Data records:
↓↓↓

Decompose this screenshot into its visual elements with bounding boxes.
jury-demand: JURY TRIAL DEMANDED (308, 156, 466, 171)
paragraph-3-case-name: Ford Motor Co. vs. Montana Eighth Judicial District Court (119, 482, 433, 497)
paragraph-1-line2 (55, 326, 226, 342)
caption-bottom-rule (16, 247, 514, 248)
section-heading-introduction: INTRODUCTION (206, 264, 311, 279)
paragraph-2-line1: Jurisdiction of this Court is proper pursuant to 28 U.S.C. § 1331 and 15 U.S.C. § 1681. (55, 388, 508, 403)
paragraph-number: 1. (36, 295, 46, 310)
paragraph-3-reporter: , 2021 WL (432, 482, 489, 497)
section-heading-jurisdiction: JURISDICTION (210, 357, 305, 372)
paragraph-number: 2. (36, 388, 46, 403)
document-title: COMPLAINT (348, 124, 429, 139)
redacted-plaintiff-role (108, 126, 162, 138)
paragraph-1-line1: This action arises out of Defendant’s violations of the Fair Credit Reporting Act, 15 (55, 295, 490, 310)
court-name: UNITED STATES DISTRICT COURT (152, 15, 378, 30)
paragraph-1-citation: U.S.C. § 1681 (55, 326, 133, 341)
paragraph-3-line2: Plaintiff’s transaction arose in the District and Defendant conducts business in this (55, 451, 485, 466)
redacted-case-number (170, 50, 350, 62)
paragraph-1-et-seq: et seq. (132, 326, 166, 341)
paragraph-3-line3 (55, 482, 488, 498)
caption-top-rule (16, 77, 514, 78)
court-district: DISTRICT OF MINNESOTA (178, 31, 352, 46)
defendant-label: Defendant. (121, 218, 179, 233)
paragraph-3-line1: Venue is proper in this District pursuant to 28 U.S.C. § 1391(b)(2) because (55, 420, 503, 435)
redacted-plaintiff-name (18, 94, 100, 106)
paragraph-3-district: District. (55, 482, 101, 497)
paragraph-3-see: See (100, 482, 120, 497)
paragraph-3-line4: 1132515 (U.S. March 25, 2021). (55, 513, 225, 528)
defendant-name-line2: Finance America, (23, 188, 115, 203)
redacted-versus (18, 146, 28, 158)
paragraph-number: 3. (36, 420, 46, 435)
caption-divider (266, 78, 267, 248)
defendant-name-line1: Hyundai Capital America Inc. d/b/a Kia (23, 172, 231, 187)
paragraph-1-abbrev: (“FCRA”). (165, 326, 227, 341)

↑↑↑

Written exercise:
Reproduce all the material above, switching "COMPLAINT" to "AMENDED COMPLAINT" and leaving everything else unchanged.

Final result:
Decompose this screenshot into its visual elements with bounding boxes.
jury-demand: JURY TRIAL DEMANDED (308, 156, 466, 171)
paragraph-3-case-name: Ford Motor Co. vs. Montana Eighth Judicial District Court (119, 482, 433, 497)
paragraph-1-line2 (55, 326, 226, 342)
caption-bottom-rule (16, 247, 514, 248)
section-heading-introduction: INTRODUCTION (206, 264, 311, 279)
paragraph-2-line1: Jurisdiction of this Court is proper pursuant to 28 U.S.C. § 1331 and 15 U.S.C. § 1681. (55, 388, 508, 403)
paragraph-number: 1. (36, 295, 46, 310)
paragraph-3-reporter: , 2021 WL (432, 482, 489, 497)
section-heading-jurisdiction: JURISDICTION (210, 357, 305, 372)
paragraph-number: 2. (36, 388, 46, 403)
document-title: AMENDED COMPLAINT (348, 124, 429, 139)
redacted-plaintiff-role (108, 126, 162, 138)
paragraph-1-line1: This action arises out of Defendant’s violations of the Fair Credit Reporting Act, 15 (55, 295, 490, 310)
court-name: UNITED STATES DISTRICT COURT (152, 15, 378, 30)
paragraph-1-citation: U.S.C. § 1681 (55, 326, 133, 341)
paragraph-3-line2: Plaintiff’s transaction arose in the District and Defendant conducts business in this (55, 451, 485, 466)
redacted-case-number (170, 50, 350, 62)
paragraph-1-et-seq: et seq. (132, 326, 166, 341)
paragraph-3-line3 (55, 482, 488, 498)
caption-top-rule (16, 77, 514, 78)
court-district: DISTRICT OF MINNESOTA (178, 31, 352, 46)
defendant-label: Defendant. (121, 218, 179, 233)
paragraph-3-line1: Venue is proper in this District pursuant to 28 U.S.C. § 1391(b)(2) because (55, 420, 503, 435)
redacted-plaintiff-name (18, 94, 100, 106)
paragraph-3-district: District. (55, 482, 101, 497)
paragraph-3-see: See (100, 482, 120, 497)
paragraph-3-line4: 1132515 (U.S. March 25, 2021). (55, 513, 225, 528)
defendant-name-line2: Finance America, (23, 188, 115, 203)
redacted-versus (18, 146, 28, 158)
paragraph-number: 3. (36, 420, 46, 435)
caption-divider (266, 78, 267, 248)
defendant-name-line1: Hyundai Capital America Inc. d/b/a Kia (23, 172, 231, 187)
paragraph-1-abbrev: (“FCRA”). (165, 326, 227, 341)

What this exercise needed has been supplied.